* Begin *
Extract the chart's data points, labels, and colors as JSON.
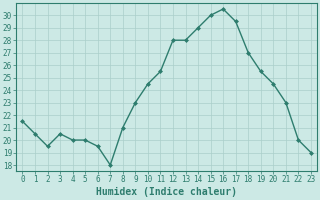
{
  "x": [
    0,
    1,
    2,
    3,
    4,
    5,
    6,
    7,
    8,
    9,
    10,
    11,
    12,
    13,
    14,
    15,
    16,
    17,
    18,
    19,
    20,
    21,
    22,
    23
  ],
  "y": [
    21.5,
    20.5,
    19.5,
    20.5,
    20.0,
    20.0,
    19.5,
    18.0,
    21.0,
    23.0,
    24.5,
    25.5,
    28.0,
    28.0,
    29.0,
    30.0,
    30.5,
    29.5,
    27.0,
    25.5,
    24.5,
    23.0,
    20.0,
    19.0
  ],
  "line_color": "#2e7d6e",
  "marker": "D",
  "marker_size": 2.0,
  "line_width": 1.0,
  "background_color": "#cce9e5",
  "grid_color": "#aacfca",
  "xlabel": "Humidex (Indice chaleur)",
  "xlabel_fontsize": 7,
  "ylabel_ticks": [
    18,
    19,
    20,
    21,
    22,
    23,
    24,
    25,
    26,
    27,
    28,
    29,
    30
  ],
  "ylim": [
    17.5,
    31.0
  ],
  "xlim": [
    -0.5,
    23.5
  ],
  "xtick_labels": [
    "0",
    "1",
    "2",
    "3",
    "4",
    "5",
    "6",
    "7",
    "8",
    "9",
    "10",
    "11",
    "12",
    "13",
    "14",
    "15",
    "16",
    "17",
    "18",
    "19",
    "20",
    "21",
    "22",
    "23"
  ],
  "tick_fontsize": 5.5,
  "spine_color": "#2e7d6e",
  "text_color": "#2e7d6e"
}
* End *
■ REQUIREMENTS
Retype every record above exactly as written, but leave out the pictures.

■ PROBLEM SOLUTION
Extract the chart's data points, labels, and colors as JSON.
{
  "x": [
    0,
    1,
    2,
    3,
    4,
    5,
    6,
    7,
    8,
    9,
    10,
    11,
    12,
    13,
    14,
    15,
    16,
    17,
    18,
    19,
    20,
    21,
    22,
    23
  ],
  "y": [
    21.5,
    20.5,
    19.5,
    20.5,
    20.0,
    20.0,
    19.5,
    18.0,
    21.0,
    23.0,
    24.5,
    25.5,
    28.0,
    28.0,
    29.0,
    30.0,
    30.5,
    29.5,
    27.0,
    25.5,
    24.5,
    23.0,
    20.0,
    19.0
  ],
  "line_color": "#2e7d6e",
  "marker": "D",
  "marker_size": 2.0,
  "line_width": 1.0,
  "background_color": "#cce9e5",
  "grid_color": "#aacfca",
  "xlabel": "Humidex (Indice chaleur)",
  "xlabel_fontsize": 7,
  "ylabel_ticks": [
    18,
    19,
    20,
    21,
    22,
    23,
    24,
    25,
    26,
    27,
    28,
    29,
    30
  ],
  "ylim": [
    17.5,
    31.0
  ],
  "xlim": [
    -0.5,
    23.5
  ],
  "xtick_labels": [
    "0",
    "1",
    "2",
    "3",
    "4",
    "5",
    "6",
    "7",
    "8",
    "9",
    "10",
    "11",
    "12",
    "13",
    "14",
    "15",
    "16",
    "17",
    "18",
    "19",
    "20",
    "21",
    "22",
    "23"
  ],
  "tick_fontsize": 5.5,
  "spine_color": "#2e7d6e",
  "text_color": "#2e7d6e"
}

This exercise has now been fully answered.